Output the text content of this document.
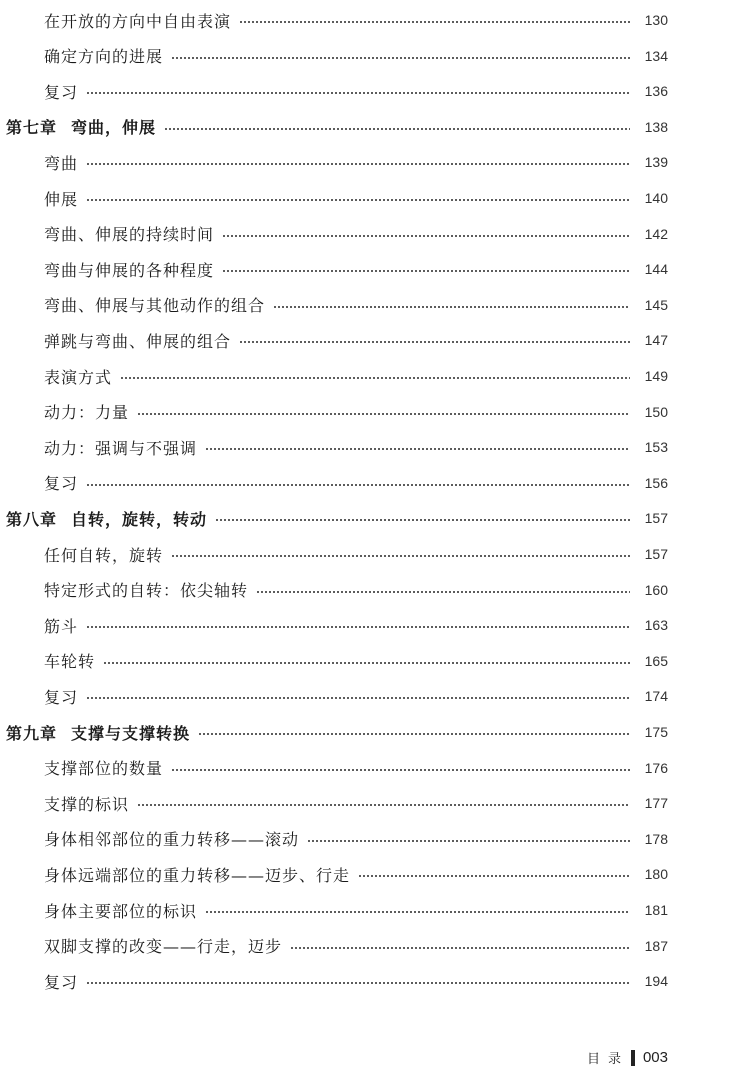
在开放的方向中自由表演	130
确定方向的进展	134
复习	136
第七章 弯曲，伸展	138
弯曲	139
伸展	140
弯曲、伸展的持续时间	142
弯曲与伸展的各种程度	144
弯曲、伸展与其他动作的组合	145
弹跳与弯曲、伸展的组合	147
表演方式	149
动力：力量	150
动力：强调与不强调	153
复习	156
第八章 自转，旋转，转动	157
任何自转，旋转	157
特定形式的自转：依尖轴转	160
筋斗	163
车轮转	165
复习	174
第九章 支撑与支撑转换	175
支撑部位的数量	176
支撑的标识	177
身体相邻部位的重力转移——滚动	178
身体远端部位的重力转移——迈步、行走	180
身体主要部位的标识	181
双脚支撑的改变——行走，迈步	187
复习	194
目录 003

● ● ●

— Exercise —
Reproduce all of the data exactly, omitting each picture it holds.

— Solution —
Output the text content of this document.
在开放的方向中自由表演	130
确定方向的进展	134
复习	136
第七章 弯曲，伸展	138
弯曲	139
伸展	140
弯曲、伸展的持续时间	142
弯曲与伸展的各种程度	144
弯曲、伸展与其他动作的组合	145
弹跳与弯曲、伸展的组合	147
表演方式	149
动力：力量	150
动力：强调与不强调	153
复习	156
第八章 自转，旋转，转动	157
任何自转，旋转	157
特定形式的自转：依尖轴转	160
筋斗	163
车轮转	165
复习	174
第九章 支撑与支撑转换	175
支撑部位的数量	176
支撑的标识	177
身体相邻部位的重力转移——滚动	178
身体远端部位的重力转移——迈步、行走	180
身体主要部位的标识	181
双脚支撑的改变——行走，迈步	187
复习	194
目录 003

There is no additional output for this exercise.